EXERCISES TO COMPLETE
a) In the personal essay below about escaping the "virtue trap," how long was the writer's mother in labor?
b) Echo the personal essay below word for word, from "These questions have" up to and including "to get real.".
c) Write what follows the last sentence of the personal essay below about escaping the "virtue trap" and deciding to stop acting.

SOURCE
* start *
These questions have stuck in my mind since I've read them. I've come to the conclusion that I really didn't have a choice whether to endure it or not. I either endure it or I die. It may not be a physical death, but it would be death all the same. I would have sacrificed my soul.
This process has been occuring for about four years now. I'm a stubborn soul, so it's takes a while. If you ask my mother, she'll be the first to tell you that it's true - she was in labor for 36 hours. Anyway, I was one of those people caught in that Julia Cameron calls a 'virtue trap' - also known as the original nice girl or as one person put it, 'Goody Two Shoes'. I woke up one morning and I realized that I had no idea who I really was. All I knew was acting: acting a certain way around my parents; acting a certain way around my friends...acting to 'get along'. I decided to stop acting and to get real.
* end *
EXTRACTED DATA
* start *
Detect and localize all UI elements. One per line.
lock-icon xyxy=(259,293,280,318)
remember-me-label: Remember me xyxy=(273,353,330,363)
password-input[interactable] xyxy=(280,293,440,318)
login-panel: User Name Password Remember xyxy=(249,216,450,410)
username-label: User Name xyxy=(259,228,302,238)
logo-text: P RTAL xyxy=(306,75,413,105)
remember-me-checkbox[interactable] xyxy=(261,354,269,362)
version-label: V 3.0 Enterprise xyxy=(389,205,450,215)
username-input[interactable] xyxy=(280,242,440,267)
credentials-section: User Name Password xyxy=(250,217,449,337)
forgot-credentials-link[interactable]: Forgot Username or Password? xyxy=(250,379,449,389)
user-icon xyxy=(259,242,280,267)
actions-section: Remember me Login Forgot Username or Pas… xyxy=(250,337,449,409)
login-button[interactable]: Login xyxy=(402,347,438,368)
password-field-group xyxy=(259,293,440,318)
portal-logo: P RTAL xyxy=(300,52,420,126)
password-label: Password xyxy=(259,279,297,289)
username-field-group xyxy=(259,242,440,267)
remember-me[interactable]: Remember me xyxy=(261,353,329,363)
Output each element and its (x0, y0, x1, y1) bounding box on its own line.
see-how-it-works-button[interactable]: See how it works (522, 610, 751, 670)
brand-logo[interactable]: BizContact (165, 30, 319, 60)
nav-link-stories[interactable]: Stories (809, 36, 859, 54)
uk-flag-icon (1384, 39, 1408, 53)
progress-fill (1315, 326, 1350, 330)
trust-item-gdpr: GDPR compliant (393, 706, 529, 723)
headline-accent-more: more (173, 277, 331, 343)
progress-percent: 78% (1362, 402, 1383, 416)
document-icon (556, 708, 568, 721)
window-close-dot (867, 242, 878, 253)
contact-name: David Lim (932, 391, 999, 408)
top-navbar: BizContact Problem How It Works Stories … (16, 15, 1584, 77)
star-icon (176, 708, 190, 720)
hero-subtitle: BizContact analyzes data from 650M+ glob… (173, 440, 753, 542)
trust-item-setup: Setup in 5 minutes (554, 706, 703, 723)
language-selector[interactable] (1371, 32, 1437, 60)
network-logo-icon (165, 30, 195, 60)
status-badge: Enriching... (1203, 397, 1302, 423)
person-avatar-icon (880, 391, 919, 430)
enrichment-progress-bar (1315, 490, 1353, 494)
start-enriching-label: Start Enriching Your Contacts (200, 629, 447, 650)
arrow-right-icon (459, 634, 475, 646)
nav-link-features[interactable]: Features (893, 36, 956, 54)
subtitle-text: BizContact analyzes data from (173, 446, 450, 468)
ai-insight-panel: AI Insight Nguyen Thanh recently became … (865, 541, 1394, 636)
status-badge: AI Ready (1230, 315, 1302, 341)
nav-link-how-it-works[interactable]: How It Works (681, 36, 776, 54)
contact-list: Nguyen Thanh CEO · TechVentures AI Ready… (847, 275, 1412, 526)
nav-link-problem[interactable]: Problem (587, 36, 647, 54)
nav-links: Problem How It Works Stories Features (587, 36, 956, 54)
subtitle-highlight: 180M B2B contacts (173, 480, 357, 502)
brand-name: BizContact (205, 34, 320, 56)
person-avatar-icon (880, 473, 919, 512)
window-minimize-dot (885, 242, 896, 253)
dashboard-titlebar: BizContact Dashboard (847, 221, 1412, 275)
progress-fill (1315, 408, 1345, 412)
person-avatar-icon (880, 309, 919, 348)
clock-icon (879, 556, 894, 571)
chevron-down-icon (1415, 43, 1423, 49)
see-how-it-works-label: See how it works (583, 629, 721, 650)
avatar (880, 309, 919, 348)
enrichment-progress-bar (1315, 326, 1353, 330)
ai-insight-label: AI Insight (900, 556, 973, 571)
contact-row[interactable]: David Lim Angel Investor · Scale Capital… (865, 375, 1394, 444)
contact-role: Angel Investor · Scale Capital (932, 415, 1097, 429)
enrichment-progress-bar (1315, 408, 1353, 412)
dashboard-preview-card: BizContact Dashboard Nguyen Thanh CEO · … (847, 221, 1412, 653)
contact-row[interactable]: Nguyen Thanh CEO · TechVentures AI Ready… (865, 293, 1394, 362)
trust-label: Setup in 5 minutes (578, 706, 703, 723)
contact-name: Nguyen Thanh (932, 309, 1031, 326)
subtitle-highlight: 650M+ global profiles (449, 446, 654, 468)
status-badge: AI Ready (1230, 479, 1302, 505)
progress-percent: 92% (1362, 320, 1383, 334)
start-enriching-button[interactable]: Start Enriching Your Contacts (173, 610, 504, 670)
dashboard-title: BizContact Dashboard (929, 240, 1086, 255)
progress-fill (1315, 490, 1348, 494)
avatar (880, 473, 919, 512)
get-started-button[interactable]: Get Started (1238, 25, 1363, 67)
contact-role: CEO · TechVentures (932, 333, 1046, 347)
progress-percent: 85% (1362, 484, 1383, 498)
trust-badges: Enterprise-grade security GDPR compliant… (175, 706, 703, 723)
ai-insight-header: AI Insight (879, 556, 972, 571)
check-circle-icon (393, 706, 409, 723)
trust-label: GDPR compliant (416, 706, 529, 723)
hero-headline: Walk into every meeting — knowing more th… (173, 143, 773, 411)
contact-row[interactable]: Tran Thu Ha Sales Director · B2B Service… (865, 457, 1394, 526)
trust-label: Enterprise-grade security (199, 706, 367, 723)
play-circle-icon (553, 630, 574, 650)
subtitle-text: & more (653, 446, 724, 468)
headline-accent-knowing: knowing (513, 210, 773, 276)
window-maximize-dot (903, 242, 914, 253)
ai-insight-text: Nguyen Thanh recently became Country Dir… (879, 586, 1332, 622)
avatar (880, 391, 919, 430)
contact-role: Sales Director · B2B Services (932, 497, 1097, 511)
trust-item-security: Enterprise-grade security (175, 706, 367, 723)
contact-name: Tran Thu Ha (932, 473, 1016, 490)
* end *
RESPONSES IN ORDER
a) 36 hours

b)
These questions have stuck in my mind since I've read them. I've come to the conclusion that I really didn't have a choice whether to endure it or not. I either endure it or I die. It may not be a physical death, but it would be death all the same. I would have sacrificed my soul.
This process has been occuring for about four years now. I'm a stubborn soul, so it's takes a while. If you ask my mother, she'll be the first to tell you that it's true - she was in labor for 36 hours. Anyway, I was one of those people caught in that Julia Cameron calls a 'virtue trap' - also known as the original nice girl or as one person put it, 'Goody Two Shoes'. I woke up one morning and I realized that I had no idea who I really was. All I knew was acting: acting a certain way around my parents; acting a certain way around my friends...acting to 'get along'. I decided to stop acting and to get real.

c)
During this process, I lost friends. They decided that they liked the act more than the real person. It was absolutely awful - not only did I not know who I was, I felt I was all alone in my struggle to find out. In the end though, it was for the best. These people were only in the way and hated the fact that I wasn't going to stay in their rut. They thought of themselves as happy and didn't like to be reminded of the fact that they were, in fact, in a rut. They told me that I was going through a second adolescence; that I needed 'guidance', I was just plain 'evil'...
Shame is one of the hardest things to deal with . I spent a little over a year as a near hermit because of shame. I hardly ever left the house and hated for anyone to see me. I was a hideous wreck, you see, and I didn't want pity. I was ashamed of my body; my voice, my thoughts, my beliefs, my clothes, my curiosities, my art...I wondered at times if all the pain was really worth it. I wondered if I was really evil. Julia Cameron says that 'shame is an attempt to prevent a person from behaving in a way that embarrasses us.' Sometimes, I think our entire culture runs on shame. We learn shame at an early age - either how it feels or how to dispense it. Deviate the smallest bit from the 'norm' (whatever that is) and wham! Even today, it's hard sometimes to deal with the shame, but I'm getting better. I know that I'm not a hideous wreck. I'm unique, and no one can take that away.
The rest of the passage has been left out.